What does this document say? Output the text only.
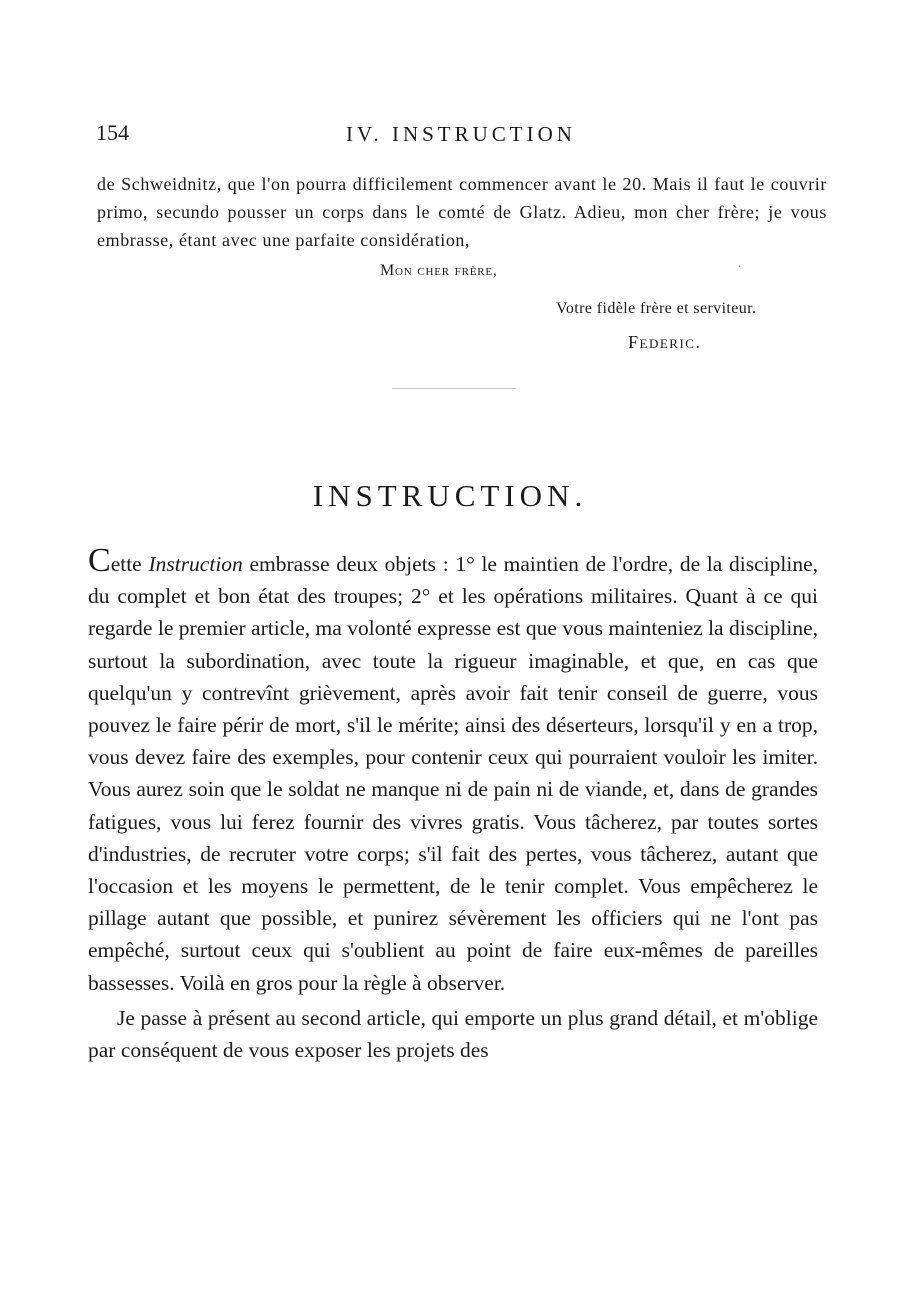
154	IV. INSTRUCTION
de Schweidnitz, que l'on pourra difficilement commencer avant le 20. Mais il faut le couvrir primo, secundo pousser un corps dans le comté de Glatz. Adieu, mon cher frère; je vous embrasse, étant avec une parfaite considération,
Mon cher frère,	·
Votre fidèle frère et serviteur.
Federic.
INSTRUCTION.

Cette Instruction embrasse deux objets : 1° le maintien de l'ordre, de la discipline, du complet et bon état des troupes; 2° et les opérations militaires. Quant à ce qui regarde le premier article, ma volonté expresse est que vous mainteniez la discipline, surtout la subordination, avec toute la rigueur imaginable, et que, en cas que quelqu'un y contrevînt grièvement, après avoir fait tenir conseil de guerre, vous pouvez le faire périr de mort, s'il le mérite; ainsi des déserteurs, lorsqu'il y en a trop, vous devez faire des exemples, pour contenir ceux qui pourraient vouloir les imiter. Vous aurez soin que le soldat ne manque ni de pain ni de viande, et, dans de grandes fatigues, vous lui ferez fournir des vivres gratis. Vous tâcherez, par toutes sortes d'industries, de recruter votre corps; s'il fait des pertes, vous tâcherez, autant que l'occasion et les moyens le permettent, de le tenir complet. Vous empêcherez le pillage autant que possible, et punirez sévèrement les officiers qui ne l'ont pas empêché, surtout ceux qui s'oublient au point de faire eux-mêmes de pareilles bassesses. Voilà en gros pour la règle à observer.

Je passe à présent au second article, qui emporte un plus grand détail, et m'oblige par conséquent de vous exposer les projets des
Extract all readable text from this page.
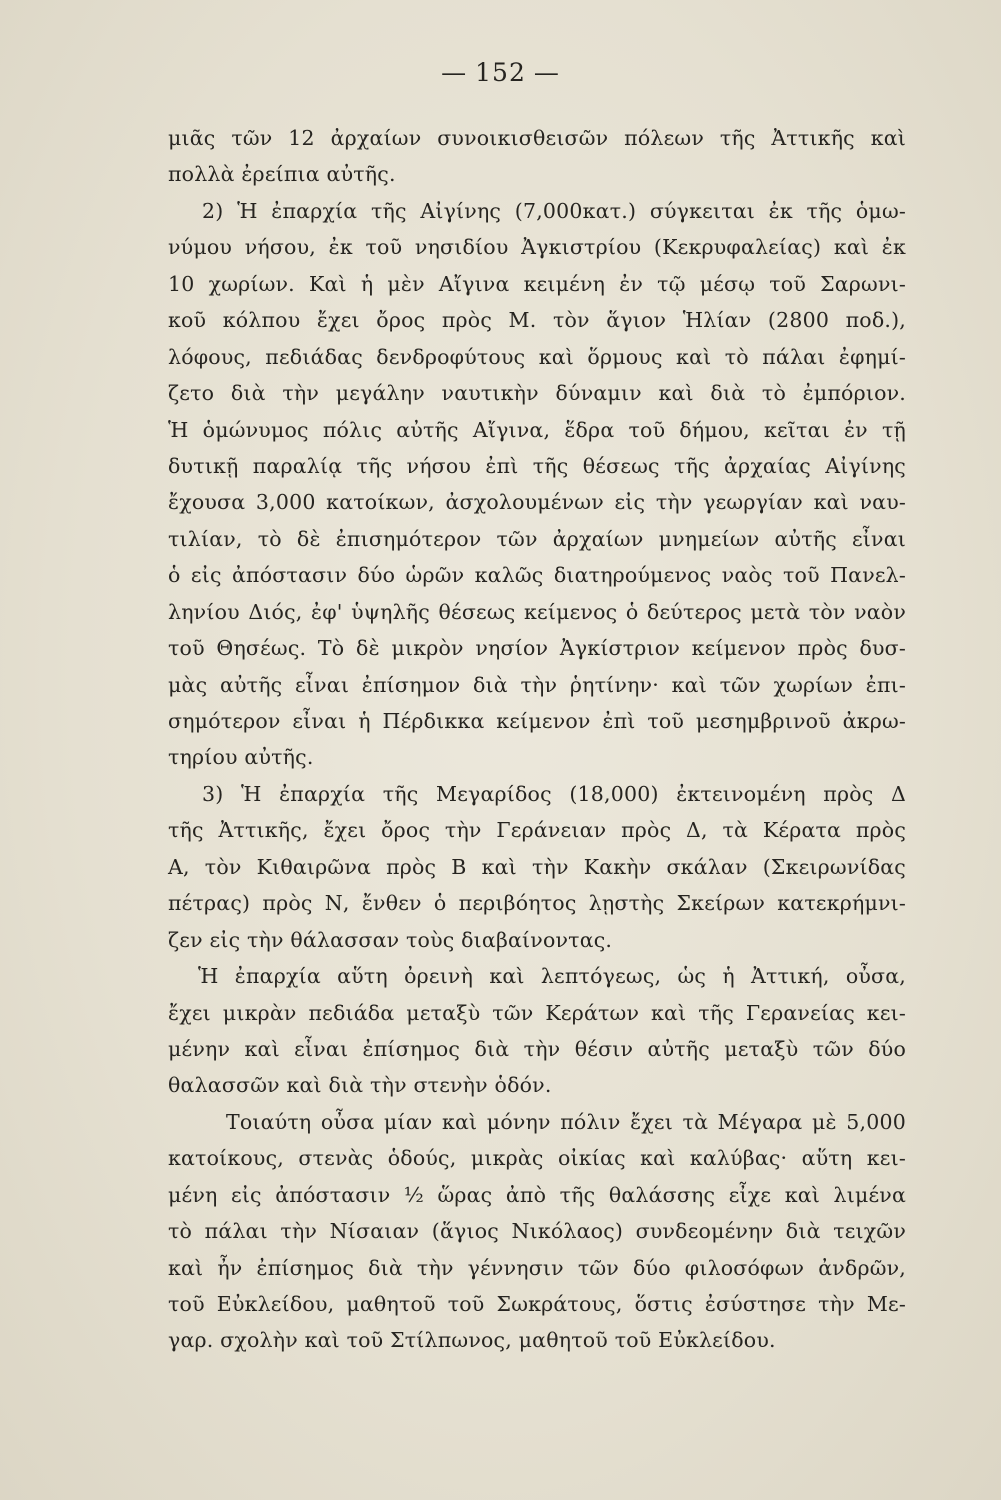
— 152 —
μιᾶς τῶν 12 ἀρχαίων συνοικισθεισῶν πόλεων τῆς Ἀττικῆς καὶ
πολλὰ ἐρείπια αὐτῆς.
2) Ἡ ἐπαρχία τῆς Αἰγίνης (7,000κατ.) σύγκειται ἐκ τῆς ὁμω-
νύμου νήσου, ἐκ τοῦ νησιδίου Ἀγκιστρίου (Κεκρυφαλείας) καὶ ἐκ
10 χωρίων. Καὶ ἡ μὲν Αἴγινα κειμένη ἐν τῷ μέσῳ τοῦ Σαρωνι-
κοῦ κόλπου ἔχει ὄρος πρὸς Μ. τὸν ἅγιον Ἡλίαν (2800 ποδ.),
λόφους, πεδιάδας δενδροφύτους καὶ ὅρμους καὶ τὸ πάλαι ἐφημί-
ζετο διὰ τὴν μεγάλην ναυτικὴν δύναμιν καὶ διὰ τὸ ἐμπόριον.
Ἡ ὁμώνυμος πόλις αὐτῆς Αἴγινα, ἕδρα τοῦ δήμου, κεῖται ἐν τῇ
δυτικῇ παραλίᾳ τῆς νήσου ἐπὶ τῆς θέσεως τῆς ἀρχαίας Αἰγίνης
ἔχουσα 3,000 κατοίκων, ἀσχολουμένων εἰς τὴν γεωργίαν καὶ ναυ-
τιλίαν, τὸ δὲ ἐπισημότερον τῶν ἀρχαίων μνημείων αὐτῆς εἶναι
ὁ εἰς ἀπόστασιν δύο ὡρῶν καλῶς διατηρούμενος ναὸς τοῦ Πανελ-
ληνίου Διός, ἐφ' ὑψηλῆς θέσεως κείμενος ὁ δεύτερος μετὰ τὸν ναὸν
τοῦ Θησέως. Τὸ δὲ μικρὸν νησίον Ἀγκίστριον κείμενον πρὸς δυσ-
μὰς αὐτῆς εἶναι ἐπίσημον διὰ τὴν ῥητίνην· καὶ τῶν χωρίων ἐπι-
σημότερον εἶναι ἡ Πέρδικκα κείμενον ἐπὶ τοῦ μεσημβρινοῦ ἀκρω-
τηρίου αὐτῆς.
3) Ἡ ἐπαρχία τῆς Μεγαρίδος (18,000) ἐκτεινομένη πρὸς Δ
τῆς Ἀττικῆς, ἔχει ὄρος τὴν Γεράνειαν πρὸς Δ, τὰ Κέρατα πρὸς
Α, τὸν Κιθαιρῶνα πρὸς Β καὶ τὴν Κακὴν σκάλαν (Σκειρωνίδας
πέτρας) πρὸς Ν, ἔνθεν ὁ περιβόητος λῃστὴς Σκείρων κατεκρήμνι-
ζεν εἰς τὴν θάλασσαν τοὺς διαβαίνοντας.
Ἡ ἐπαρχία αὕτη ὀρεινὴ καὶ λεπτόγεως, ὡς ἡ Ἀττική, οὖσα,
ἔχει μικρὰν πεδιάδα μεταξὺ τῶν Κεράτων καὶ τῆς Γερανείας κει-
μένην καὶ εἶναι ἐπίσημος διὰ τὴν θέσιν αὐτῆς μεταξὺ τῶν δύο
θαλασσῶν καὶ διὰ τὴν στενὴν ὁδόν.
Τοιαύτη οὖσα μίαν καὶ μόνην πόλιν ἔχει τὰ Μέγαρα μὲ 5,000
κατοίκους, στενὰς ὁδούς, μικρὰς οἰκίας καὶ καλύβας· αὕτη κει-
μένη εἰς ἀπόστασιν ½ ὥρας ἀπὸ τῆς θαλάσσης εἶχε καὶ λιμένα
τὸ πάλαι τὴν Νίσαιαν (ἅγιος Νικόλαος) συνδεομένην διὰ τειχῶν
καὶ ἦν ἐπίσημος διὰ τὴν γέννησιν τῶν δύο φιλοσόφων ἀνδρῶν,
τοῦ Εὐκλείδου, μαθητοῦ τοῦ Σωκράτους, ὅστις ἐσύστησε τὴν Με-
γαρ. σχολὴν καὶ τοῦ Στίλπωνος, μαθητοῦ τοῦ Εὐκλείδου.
==================================================
[Goal] What is the number of lines in the records above that include the word "article"? Reply with that number and nothing more.

[Right answer] 2